▶ [Given task]: Identify each line below containing the string "triangle" and copy it.

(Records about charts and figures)
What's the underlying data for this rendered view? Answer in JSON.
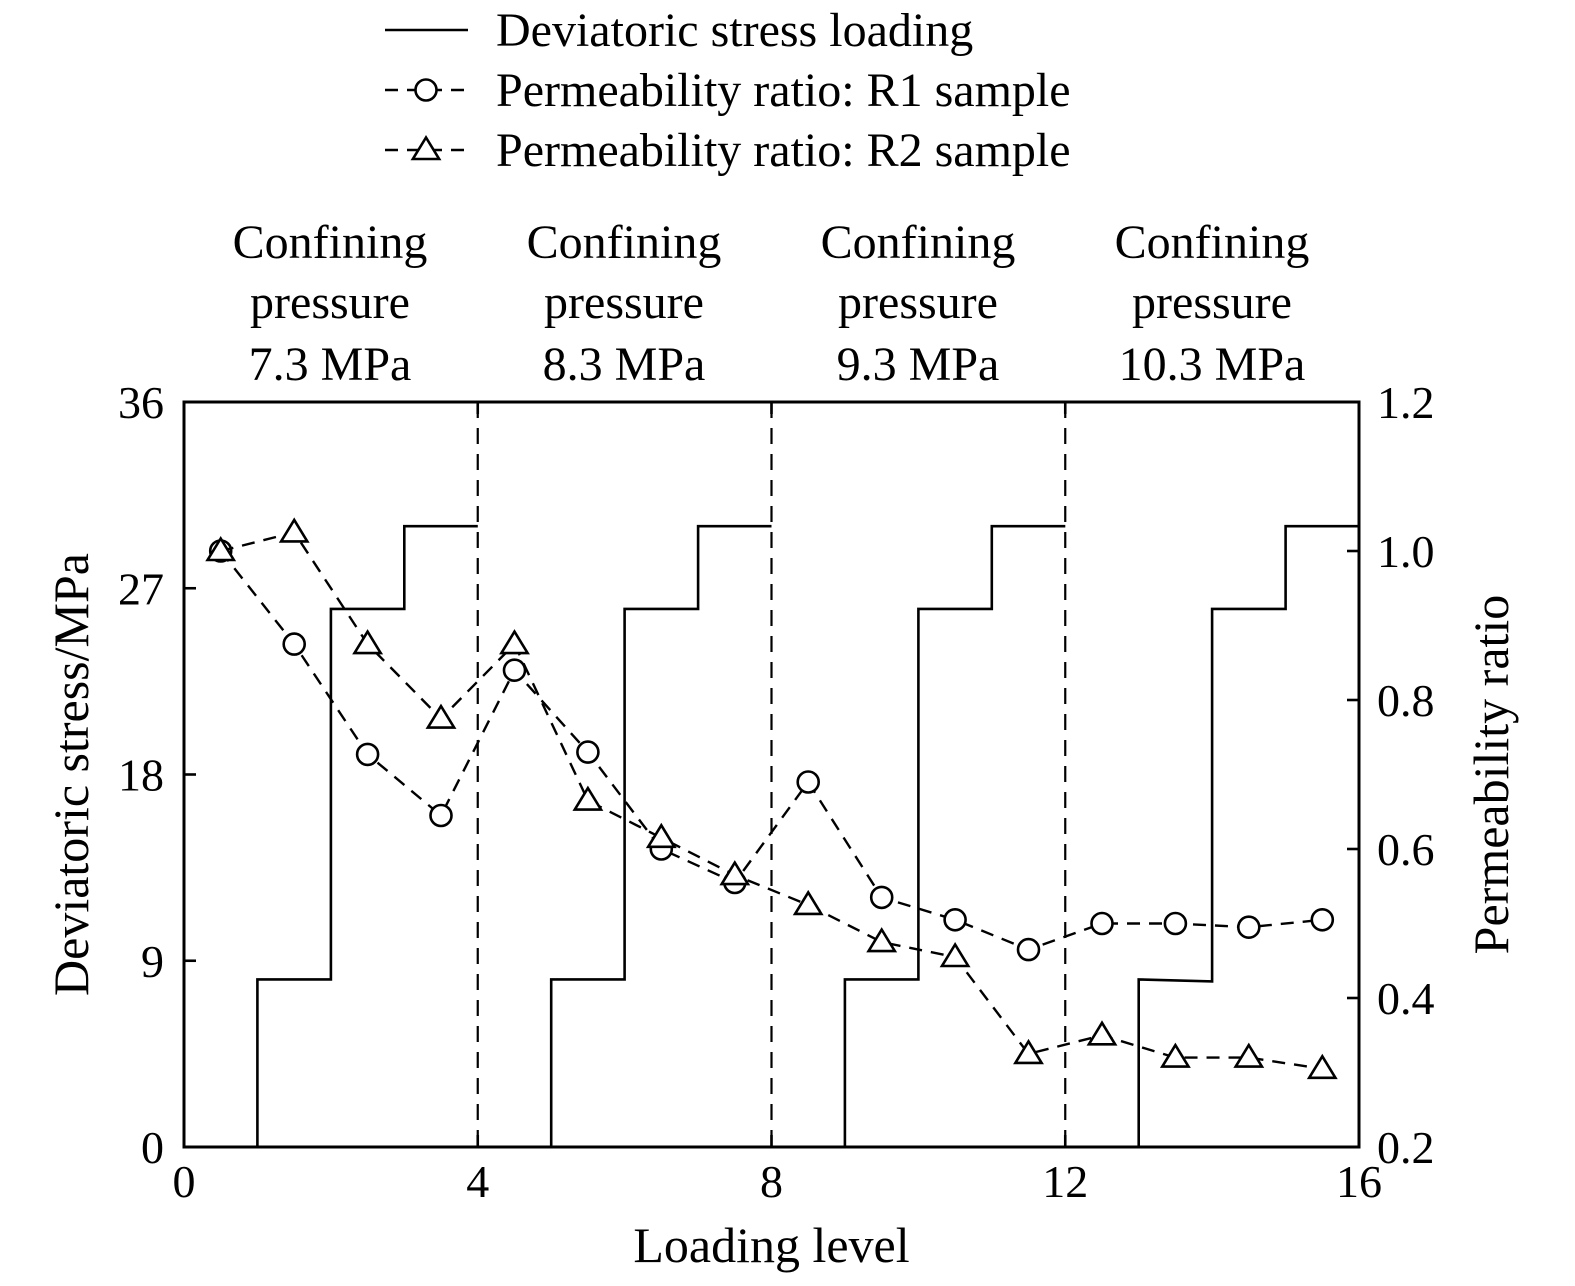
{
  "chart_data": {
    "type": "line",
    "x_axis": {
      "label": "Loading level",
      "range": [
        0,
        16
      ],
      "ticks": [
        "0",
        "4",
        "8",
        "12",
        "16"
      ]
    },
    "y_left": {
      "label": "Deviatoric stress/MPa",
      "range": [
        0,
        36
      ],
      "ticks": [
        "0",
        "9",
        "18",
        "27",
        "36"
      ]
    },
    "y_right": {
      "label": "Permeability ratio",
      "range": [
        0.2,
        1.2
      ],
      "ticks": [
        "0.2",
        "0.4",
        "0.6",
        "0.8",
        "1.0",
        "1.2"
      ]
    },
    "legend": [
      {
        "label": "Deviatoric stress loading",
        "style": "solid"
      },
      {
        "label": "Permeability ratio: R1 sample",
        "style": "dashed-circle"
      },
      {
        "label": "Permeability ratio: R2 sample",
        "style": "dashed-triangle"
      }
    ],
    "regions": [
      {
        "line1": "Confining",
        "line2": "pressure",
        "line3": "7.3 MPa"
      },
      {
        "line1": "Confining",
        "line2": "pressure",
        "line3": "8.3 MPa"
      },
      {
        "line1": "Confining",
        "line2": "pressure",
        "line3": "9.3 MPa"
      },
      {
        "line1": "Confining",
        "line2": "pressure",
        "line3": "10.3 MPa"
      }
    ],
    "region_boundaries": [
      4,
      8,
      12
    ],
    "stress_steps": [
      [
        [
          0,
          0
        ],
        [
          1,
          0
        ],
        [
          1,
          8.1
        ],
        [
          2,
          8.1
        ],
        [
          2,
          26
        ],
        [
          3,
          26
        ],
        [
          3,
          30
        ],
        [
          4,
          30
        ]
      ],
      [
        [
          4,
          0
        ],
        [
          5,
          0
        ],
        [
          5,
          8.1
        ],
        [
          6,
          8.1
        ],
        [
          6,
          26
        ],
        [
          7,
          26
        ],
        [
          7,
          30
        ],
        [
          8,
          30
        ]
      ],
      [
        [
          8,
          0
        ],
        [
          9,
          0
        ],
        [
          9,
          8.1
        ],
        [
          10,
          8.1
        ],
        [
          10,
          26
        ],
        [
          11,
          26
        ],
        [
          11,
          30
        ],
        [
          12,
          30
        ]
      ],
      [
        [
          12,
          0
        ],
        [
          13,
          0
        ],
        [
          13,
          8.1
        ],
        [
          14,
          8.0
        ],
        [
          14,
          26
        ],
        [
          15,
          26
        ],
        [
          15,
          30
        ],
        [
          16,
          30
        ]
      ]
    ],
    "series": [
      {
        "name": "Permeability ratio: R1 sample",
        "marker": "circle",
        "x": [
          0.5,
          1.5,
          2.5,
          3.5,
          4.5,
          5.5,
          6.5,
          7.5,
          8.5,
          9.5,
          10.5,
          11.5,
          12.5,
          13.5,
          14.5,
          15.5
        ],
        "y": [
          1.0,
          0.875,
          0.727,
          0.645,
          0.84,
          0.73,
          0.6,
          0.555,
          0.69,
          0.535,
          0.505,
          0.465,
          0.5,
          0.5,
          0.495,
          0.505
        ]
      },
      {
        "name": "Permeability ratio: R2 sample",
        "marker": "triangle",
        "x": [
          0.5,
          1.5,
          2.5,
          3.5,
          4.5,
          5.5,
          6.5,
          7.5,
          8.5,
          9.5,
          10.5,
          11.5,
          12.5,
          13.5,
          14.5,
          15.5
        ],
        "y": [
          1.0,
          1.025,
          0.875,
          0.775,
          0.875,
          0.665,
          0.615,
          0.565,
          0.525,
          0.475,
          0.455,
          0.325,
          0.35,
          0.32,
          0.32,
          0.305
        ]
      }
    ]
  }
}
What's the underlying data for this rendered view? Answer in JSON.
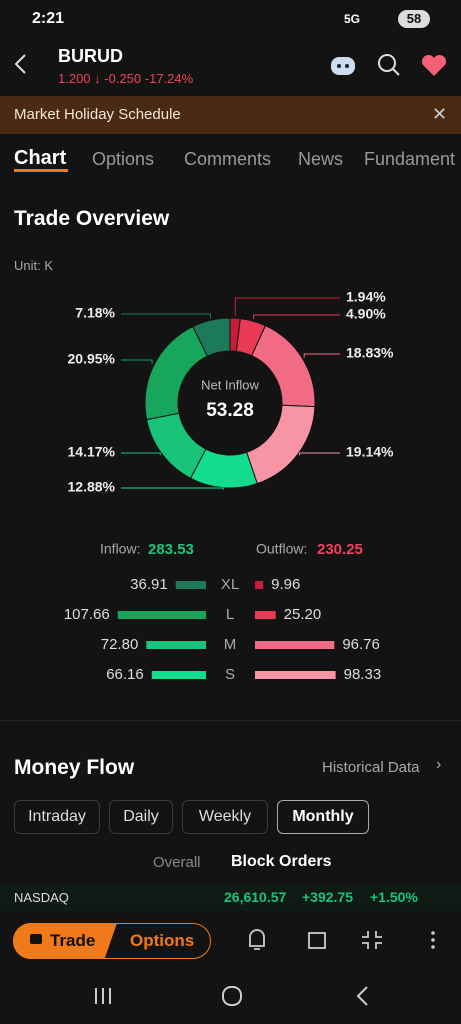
{
  "status_bar": {
    "time": "2:21",
    "network": "5G",
    "battery": "58"
  },
  "header": {
    "symbol": "BURUD",
    "price": "1.200",
    "change": "-0.250",
    "change_pct": "-17.24%"
  },
  "banner": "Market Holiday Schedule",
  "tabs": [
    "Chart",
    "Options",
    "Comments",
    "News",
    "Fundament"
  ],
  "trade_overview": {
    "title": "Trade Overview",
    "unit": "Unit: K",
    "donut": {
      "type": "pie",
      "center_label": "Net Inflow",
      "center_value": 53.28,
      "values": [
        1.94,
        4.9,
        18.83,
        19.14,
        12.88,
        14.17,
        20.95,
        7.18
      ],
      "value_labels": [
        "1.94%",
        "4.90%",
        "18.83%",
        "19.14%",
        "12.88%",
        "14.17%",
        "20.95%",
        "7.18%"
      ],
      "colors": [
        "#c41e3a",
        "#ea3a55",
        "#f26b84",
        "#f895a5",
        "#12dc8e",
        "#19c47a",
        "#17a65c",
        "#1c7a58"
      ]
    },
    "inflow_label": "Inflow:",
    "inflow": 283.53,
    "outflow_label": "Outflow:",
    "outflow": 230.25,
    "sizes": [
      "XL",
      "L",
      "M",
      "S"
    ],
    "inflow_values": [
      36.91,
      107.66,
      72.8,
      66.16
    ],
    "inflow_value_labels": [
      "36.91",
      "107.66",
      "72.80",
      "66.16"
    ],
    "outflow_values": [
      9.96,
      25.2,
      96.76,
      98.33
    ],
    "outflow_value_labels": [
      "9.96",
      "25.20",
      "96.76",
      "98.33"
    ],
    "inflow_colors": [
      "#1c7a58",
      "#17a65c",
      "#19c47a",
      "#12dc8e"
    ],
    "outflow_colors": [
      "#c41e3a",
      "#ea3a55",
      "#f26b84",
      "#f895a5"
    ]
  },
  "money_flow": {
    "title": "Money Flow",
    "link": "Historical Data",
    "periods": [
      "Intraday",
      "Daily",
      "Weekly",
      "Monthly"
    ],
    "subtabs": [
      "Overall",
      "Block Orders"
    ]
  },
  "ticker": {
    "name": "NASDAQ",
    "value": "26,610.57",
    "change": "+392.75",
    "change_pct": "+1.50%"
  },
  "bottom_bar": {
    "trade": "Trade",
    "options": "Options"
  }
}
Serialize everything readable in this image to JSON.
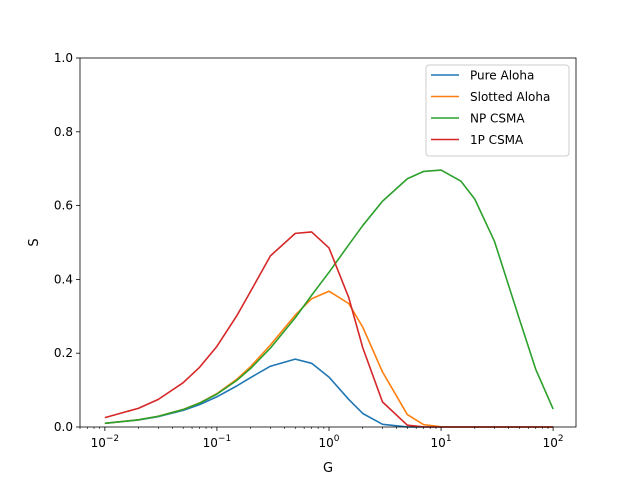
{
  "chart_data": {
    "type": "line",
    "title": "",
    "xlabel": "G",
    "ylabel": "S",
    "xscale": "log",
    "xlim": [
      0.006,
      160
    ],
    "ylim": [
      0,
      1.0
    ],
    "grid": false,
    "legend_position": "top-right",
    "x_ticks": [
      {
        "value": 0.01,
        "base": "10",
        "exp": "−2"
      },
      {
        "value": 0.1,
        "base": "10",
        "exp": "−1"
      },
      {
        "value": 1,
        "base": "10",
        "exp": "0"
      },
      {
        "value": 10,
        "base": "10",
        "exp": "1"
      },
      {
        "value": 100,
        "base": "10",
        "exp": "2"
      }
    ],
    "y_ticks": [
      {
        "value": 0.0,
        "label": "0.0"
      },
      {
        "value": 0.2,
        "label": "0.2"
      },
      {
        "value": 0.4,
        "label": "0.4"
      },
      {
        "value": 0.6,
        "label": "0.6"
      },
      {
        "value": 0.8,
        "label": "0.8"
      },
      {
        "value": 1.0,
        "label": "1.0"
      }
    ],
    "x": [
      0.01,
      0.02,
      0.03,
      0.05,
      0.07,
      0.1,
      0.15,
      0.2,
      0.3,
      0.5,
      0.7,
      1,
      1.5,
      2,
      3,
      5,
      7,
      10,
      15,
      20,
      30,
      50,
      70,
      100
    ],
    "series": [
      {
        "name": "Pure Aloha",
        "color": "#1f77b4",
        "values": [
          0.0098,
          0.0192,
          0.0283,
          0.0452,
          0.0607,
          0.0819,
          0.1111,
          0.1341,
          0.1647,
          0.1839,
          0.1726,
          0.1353,
          0.0747,
          0.0366,
          0.0074,
          0.0002,
          0,
          0,
          0,
          0,
          0,
          0,
          0,
          0
        ]
      },
      {
        "name": "Slotted Aloha",
        "color": "#ff7f0e",
        "values": [
          0.0099,
          0.0196,
          0.0291,
          0.0476,
          0.0653,
          0.0905,
          0.1291,
          0.1637,
          0.2222,
          0.3033,
          0.3476,
          0.3679,
          0.3347,
          0.2707,
          0.1494,
          0.0337,
          0.0064,
          0.0005,
          0,
          0,
          0,
          0,
          0,
          0
        ]
      },
      {
        "name": "NP CSMA",
        "color": "#2ca02c",
        "values": [
          0.0099,
          0.0195,
          0.029,
          0.0472,
          0.0646,
          0.0891,
          0.126,
          0.1588,
          0.2138,
          0.296,
          0.357,
          0.4192,
          0.4938,
          0.5459,
          0.6117,
          0.6728,
          0.6927,
          0.6964,
          0.6666,
          0.6176,
          0.5028,
          0.2924,
          0.1561,
          0.0487
        ]
      },
      {
        "name": "1P CSMA",
        "color": "#d62728",
        "values": [
          0.0254,
          0.0507,
          0.0749,
          0.1202,
          0.1618,
          0.2185,
          0.3009,
          0.3679,
          0.4637,
          0.5247,
          0.5287,
          0.4853,
          0.3508,
          0.2151,
          0.0681,
          0.0049,
          0.0003,
          0,
          0,
          0,
          0,
          0,
          0,
          0
        ]
      }
    ]
  }
}
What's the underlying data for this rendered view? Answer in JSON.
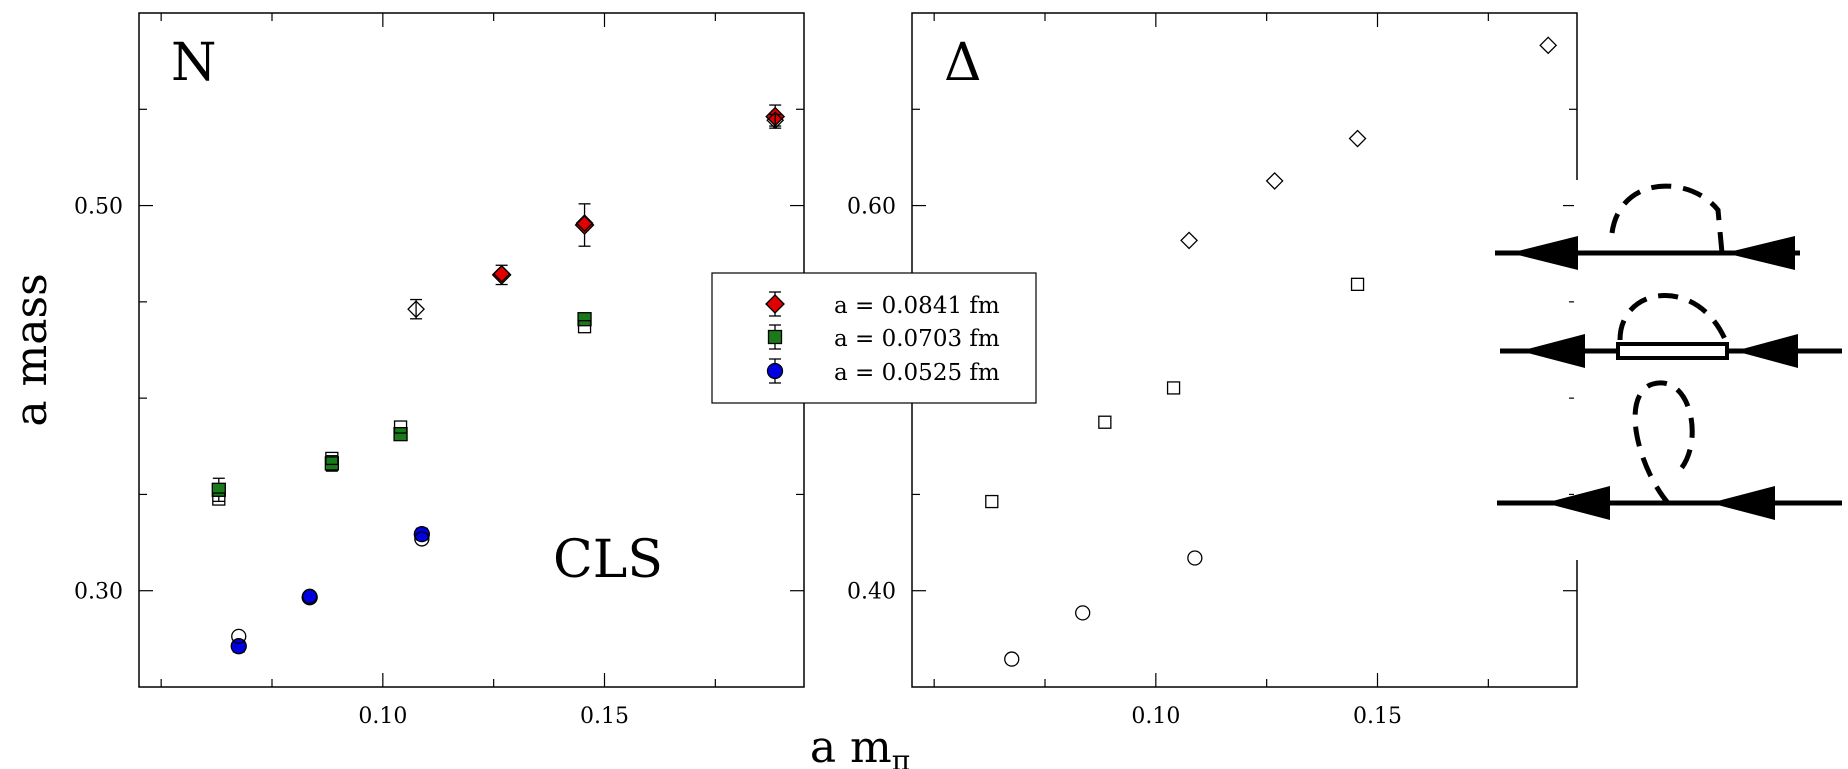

▶ [Answer to the task]:
        "style": "dashed-triangle"
        "marker": "triangle",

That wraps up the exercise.